__Exercise task__:
Please update the records by changing every "waveform" to "signal trace" and keeping everything else the same. Leave the pictures out of your answer.

(Spatial layout data)
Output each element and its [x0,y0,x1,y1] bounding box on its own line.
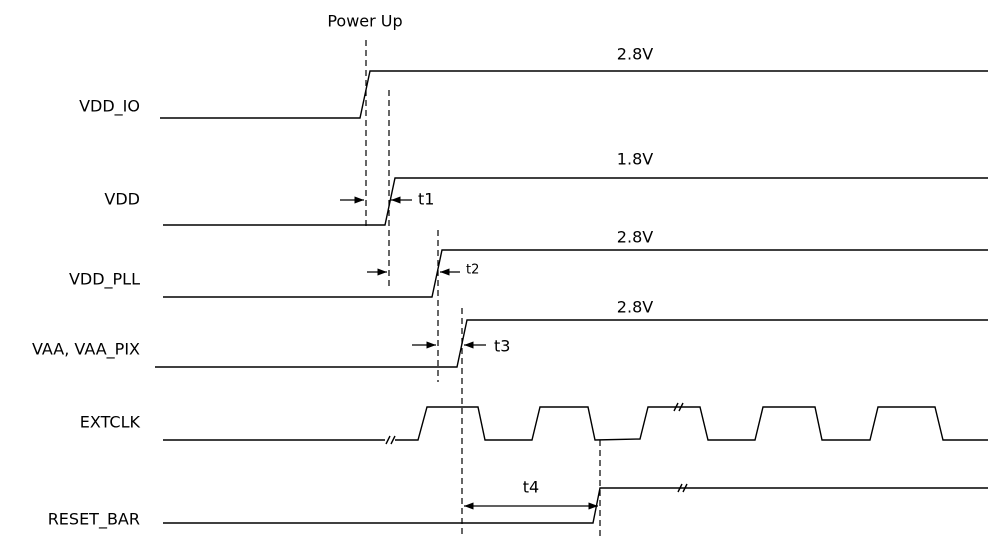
level-label: 2.8V [617,228,653,247]
title: Power Up [327,12,402,31]
timing-label: t1 [418,190,434,209]
level-label: 2.8V [617,298,653,317]
timing-label: t2 [466,263,479,278]
break-mark [385,402,684,445]
signal-label: VAA, VAA_PIX [32,340,140,360]
signal-label: EXTCLK [80,413,141,432]
waveform [155,319,988,368]
signal-label: VDD_PLL [69,270,140,290]
waveform [163,177,988,226]
waveform [163,249,988,298]
level-label: 2.8V [617,45,653,64]
waveform [163,406,988,441]
signal-label: VDD [104,190,140,209]
waveform [160,70,988,119]
timing-label: t4 [523,478,539,497]
timing-label: t3 [494,337,510,356]
break-mark [677,483,688,493]
signal-label: VDD_IO [79,97,140,117]
signal-label: RESET_BAR [48,510,140,530]
level-label: 1.8V [617,150,653,169]
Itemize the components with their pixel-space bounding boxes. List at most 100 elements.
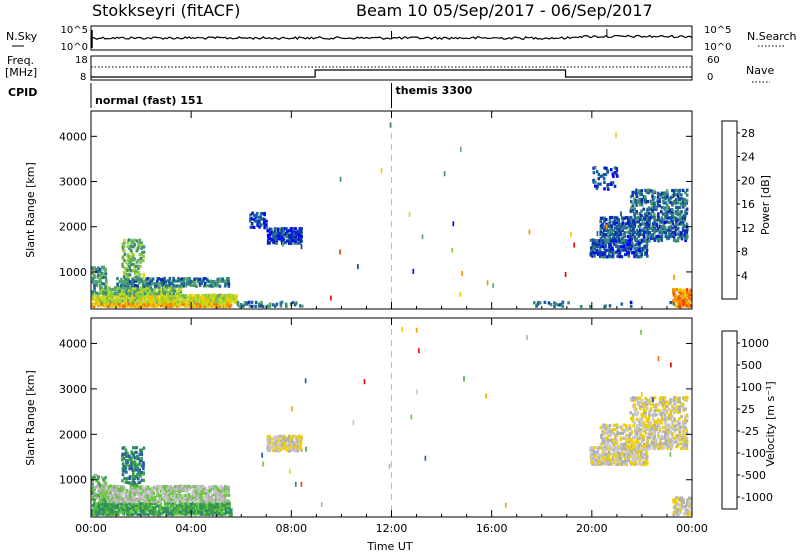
heatmap-cell: [124, 459, 128, 463]
heatmap-cell: [609, 244, 613, 248]
heatmap-cell: [129, 269, 133, 273]
heatmap-cell: [560, 302, 563, 306]
heatmap-cell: [184, 493, 187, 497]
heatmap-cell: [107, 294, 110, 298]
heatmap-cell: [683, 398, 686, 402]
heatmap-cell: [142, 464, 145, 468]
heatmap-cell: [147, 512, 151, 517]
heatmap-cell: [620, 456, 623, 460]
heatmap-cell: [661, 212, 665, 216]
heatmap-cell: [179, 502, 182, 506]
heatmap-cell: [689, 304, 693, 308]
heatmap-cell: [284, 227, 287, 231]
heatmap-cell: [593, 254, 596, 258]
heatmap-cell: [642, 438, 646, 442]
heatmap-cell: [664, 428, 668, 432]
heatmap-cell: [275, 448, 278, 453]
heatmap-cell: [635, 210, 638, 214]
heatmap-cell: [593, 452, 597, 456]
heatmap-cell: [132, 277, 135, 281]
heatmap-cell: [628, 438, 631, 442]
heatmap-cell: [227, 499, 230, 503]
heatmap-cell: [664, 434, 667, 438]
heatmap-cell: [134, 508, 137, 512]
heatmap-cell: [595, 242, 598, 246]
heatmap-cell: [175, 302, 179, 306]
heatmap-cell: [659, 228, 662, 232]
heatmap-cell: [638, 242, 641, 246]
heatmap-cell: [168, 499, 172, 503]
heatmap-cell: [130, 254, 133, 259]
heatmap-cell: [658, 443, 662, 447]
heatmap-cell: [165, 290, 168, 294]
heatmap-cell: [671, 432, 674, 436]
heatmap-cell: [608, 215, 612, 220]
heatmap-cell: [628, 440, 631, 444]
heatmap-cell: [617, 454, 620, 458]
heatmap-cell: [268, 241, 271, 245]
heatmap-cell: [644, 423, 648, 427]
heatmap-cell: [195, 294, 198, 298]
heatmap-cell: [672, 302, 676, 306]
heatmap-cell: [611, 249, 615, 253]
heatmap-cell: [123, 491, 127, 496]
heatmap-cell: [683, 197, 687, 201]
heatmap-cell: [678, 442, 682, 446]
heatmap-cell: [172, 506, 175, 510]
heatmap-cell: [136, 501, 140, 505]
heatmap-cell: [675, 507, 679, 511]
cpid-entry-0: normal (fast) 151: [95, 94, 203, 107]
heatmap-cell: [99, 500, 102, 504]
heatmap-cell: [114, 484, 118, 488]
heatmap-cell: [618, 241, 621, 245]
heatmap-cell: [222, 299, 226, 303]
heatmap-cell: [623, 216, 626, 220]
heatmap-cell: [97, 273, 100, 277]
heatmap-cell: [100, 494, 104, 498]
heatmap-cell: [631, 415, 635, 419]
heatmap-cell: [291, 436, 294, 440]
heatmap-cell: [203, 487, 207, 491]
heatmap-cell: [299, 441, 303, 445]
heatmap-cell: [195, 493, 199, 497]
heatmap-cell: [653, 226, 656, 230]
heatmap-cell: [193, 279, 196, 284]
heatmap-cell: [611, 428, 615, 432]
heatmap-cell: [632, 424, 635, 428]
heatmap-cell: [106, 493, 109, 497]
heatmap-cell: [251, 225, 254, 229]
heatmap-cell: [622, 428, 626, 432]
heatmap-cell: [131, 508, 134, 512]
heatmap-cell: [198, 489, 202, 493]
heatmap-cell: [672, 193, 676, 197]
heatmap-cell: [646, 207, 649, 211]
heatmap-cell: [198, 295, 202, 299]
heatmap-cell: [681, 199, 685, 203]
heatmap-cell: [111, 508, 114, 512]
heatmap-cell: [653, 436, 656, 440]
heatmap-cell: [663, 400, 667, 404]
heatmap-cell: [175, 510, 179, 514]
heatmap-cell: [613, 438, 617, 442]
heatmap-cell: [182, 294, 186, 298]
heatmap-cell: [597, 456, 600, 460]
heatmap-cell: [665, 210, 669, 214]
heatmap-cell: [286, 231, 289, 235]
heatmap-cell: [109, 287, 112, 292]
heatmap-cell: [649, 233, 653, 237]
heatmap-cell: [289, 239, 293, 243]
heatmap-cell: [118, 484, 122, 488]
heatmap-cell: [186, 282, 189, 286]
heatmap-cell: [102, 512, 105, 516]
heatmap-cell: [618, 456, 622, 461]
heatmap-cell: [631, 241, 634, 245]
heatmap-cell: [105, 290, 109, 294]
heatmap-cell: [97, 292, 100, 296]
heatmap-cell: [412, 268, 415, 274]
heatmap-cell: [635, 446, 638, 450]
heatmap-cell: [558, 303, 562, 307]
heatmap-cell: [594, 180, 597, 184]
heatmap-cell: [621, 216, 624, 220]
heatmap-cell: [648, 430, 651, 434]
heatmap-cell: [132, 491, 136, 496]
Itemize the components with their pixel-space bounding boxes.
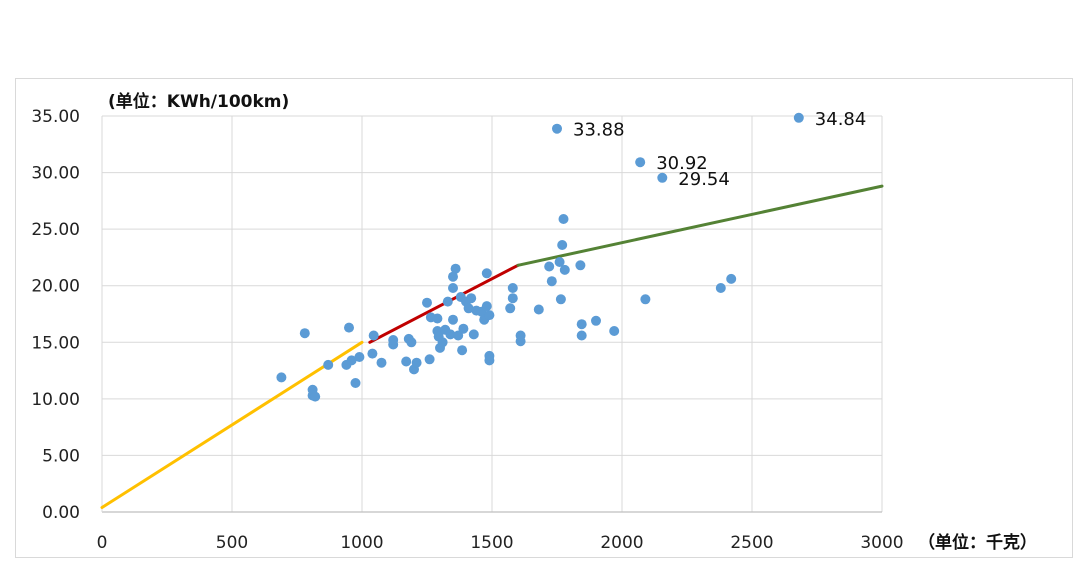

__The solution__:
Output each element and its [x0,y0,x1,y1] bounding box on its own line.
level-label: 2.8V [617,228,653,247]
title: Power Up [327,12,402,31]
timing-label: t1 [418,190,434,209]
level-label: 2.8V [617,298,653,317]
timing-label: t2 [466,263,479,278]
break-mark [385,402,684,445]
signal-label: VAA, VAA_PIX [32,340,140,360]
signal-label: EXTCLK [80,413,141,432]
signal trace [155,319,988,368]
signal-label: VDD_PLL [69,270,140,290]
signal trace [163,177,988,226]
signal trace [163,249,988,298]
level-label: 2.8V [617,45,653,64]
signal trace [163,406,988,441]
signal-label: VDD [104,190,140,209]
signal trace [160,70,988,119]
timing-label: t4 [523,478,539,497]
timing-label: t3 [494,337,510,356]
break-mark [677,483,688,493]
signal-label: VDD_IO [79,97,140,117]
signal-label: RESET_BAR [48,510,140,530]
level-label: 1.8V [617,150,653,169]
Itemize the components with their pixel-space bounding boxes. List at most 100 elements.
heatmap-cell: [124, 459, 128, 463]
heatmap-cell: [609, 244, 613, 248]
heatmap-cell: [129, 269, 133, 273]
heatmap-cell: [560, 302, 563, 306]
heatmap-cell: [184, 493, 187, 497]
heatmap-cell: [107, 294, 110, 298]
heatmap-cell: [683, 398, 686, 402]
heatmap-cell: [142, 464, 145, 468]
heatmap-cell: [147, 512, 151, 517]
heatmap-cell: [620, 456, 623, 460]
heatmap-cell: [661, 212, 665, 216]
heatmap-cell: [179, 502, 182, 506]
heatmap-cell: [689, 304, 693, 308]
heatmap-cell: [284, 227, 287, 231]
heatmap-cell: [593, 254, 596, 258]
heatmap-cell: [642, 438, 646, 442]
heatmap-cell: [664, 428, 668, 432]
heatmap-cell: [275, 448, 278, 453]
heatmap-cell: [635, 210, 638, 214]
heatmap-cell: [593, 452, 597, 456]
heatmap-cell: [132, 277, 135, 281]
heatmap-cell: [628, 438, 631, 442]
heatmap-cell: [227, 499, 230, 503]
heatmap-cell: [664, 434, 667, 438]
heatmap-cell: [134, 508, 137, 512]
heatmap-cell: [595, 242, 598, 246]
heatmap-cell: [175, 302, 179, 306]
heatmap-cell: [659, 228, 662, 232]
heatmap-cell: [638, 242, 641, 246]
heatmap-cell: [168, 499, 172, 503]
heatmap-cell: [130, 254, 133, 259]
heatmap-cell: [658, 443, 662, 447]
heatmap-cell: [165, 290, 168, 294]
heatmap-cell: [671, 432, 674, 436]
heatmap-cell: [608, 215, 612, 220]
heatmap-cell: [628, 440, 631, 444]
heatmap-cell: [617, 454, 620, 458]
heatmap-cell: [268, 241, 271, 245]
heatmap-cell: [644, 423, 648, 427]
heatmap-cell: [195, 294, 198, 298]
heatmap-cell: [672, 302, 676, 306]
heatmap-cell: [611, 249, 615, 253]
heatmap-cell: [123, 491, 127, 496]
heatmap-cell: [683, 197, 687, 201]
heatmap-cell: [678, 442, 682, 446]
heatmap-cell: [172, 506, 175, 510]
heatmap-cell: [136, 501, 140, 505]
heatmap-cell: [675, 507, 679, 511]
cpid-entry-0: normal (fast) 151: [95, 94, 203, 107]
heatmap-cell: [99, 500, 102, 504]
heatmap-cell: [114, 484, 118, 488]
heatmap-cell: [618, 241, 621, 245]
heatmap-cell: [222, 299, 226, 303]
heatmap-cell: [623, 216, 626, 220]
heatmap-cell: [97, 273, 100, 277]
heatmap-cell: [100, 494, 104, 498]
heatmap-cell: [631, 415, 635, 419]
heatmap-cell: [291, 436, 294, 440]
heatmap-cell: [203, 487, 207, 491]
heatmap-cell: [299, 441, 303, 445]
heatmap-cell: [195, 493, 199, 497]
heatmap-cell: [653, 226, 656, 230]
heatmap-cell: [193, 279, 196, 284]
heatmap-cell: [611, 428, 615, 432]
heatmap-cell: [632, 424, 635, 428]
heatmap-cell: [106, 493, 109, 497]
heatmap-cell: [251, 225, 254, 229]
heatmap-cell: [622, 428, 626, 432]
heatmap-cell: [131, 508, 134, 512]
heatmap-cell: [198, 489, 202, 493]
heatmap-cell: [672, 193, 676, 197]
heatmap-cell: [646, 207, 649, 211]
heatmap-cell: [198, 295, 202, 299]
heatmap-cell: [681, 199, 685, 203]
heatmap-cell: [111, 508, 114, 512]
heatmap-cell: [653, 436, 656, 440]
heatmap-cell: [663, 400, 667, 404]
heatmap-cell: [175, 510, 179, 514]
heatmap-cell: [613, 438, 617, 442]
heatmap-cell: [182, 294, 186, 298]
heatmap-cell: [597, 456, 600, 460]
heatmap-cell: [665, 210, 669, 214]
heatmap-cell: [286, 231, 289, 235]
heatmap-cell: [109, 287, 112, 292]
heatmap-cell: [649, 233, 653, 237]
heatmap-cell: [289, 239, 293, 243]
heatmap-cell: [118, 484, 122, 488]
heatmap-cell: [186, 282, 189, 286]
heatmap-cell: [102, 512, 105, 516]
heatmap-cell: [618, 456, 622, 461]
heatmap-cell: [631, 241, 634, 245]
heatmap-cell: [105, 290, 109, 294]
heatmap-cell: [97, 292, 100, 296]
heatmap-cell: [412, 268, 415, 274]
heatmap-cell: [635, 446, 638, 450]
heatmap-cell: [558, 303, 562, 307]
heatmap-cell: [594, 180, 597, 184]
heatmap-cell: [621, 216, 624, 220]
heatmap-cell: [648, 430, 651, 434]
heatmap-cell: [132, 491, 136, 496]
Itemize the components with their pixel-space bounding boxes.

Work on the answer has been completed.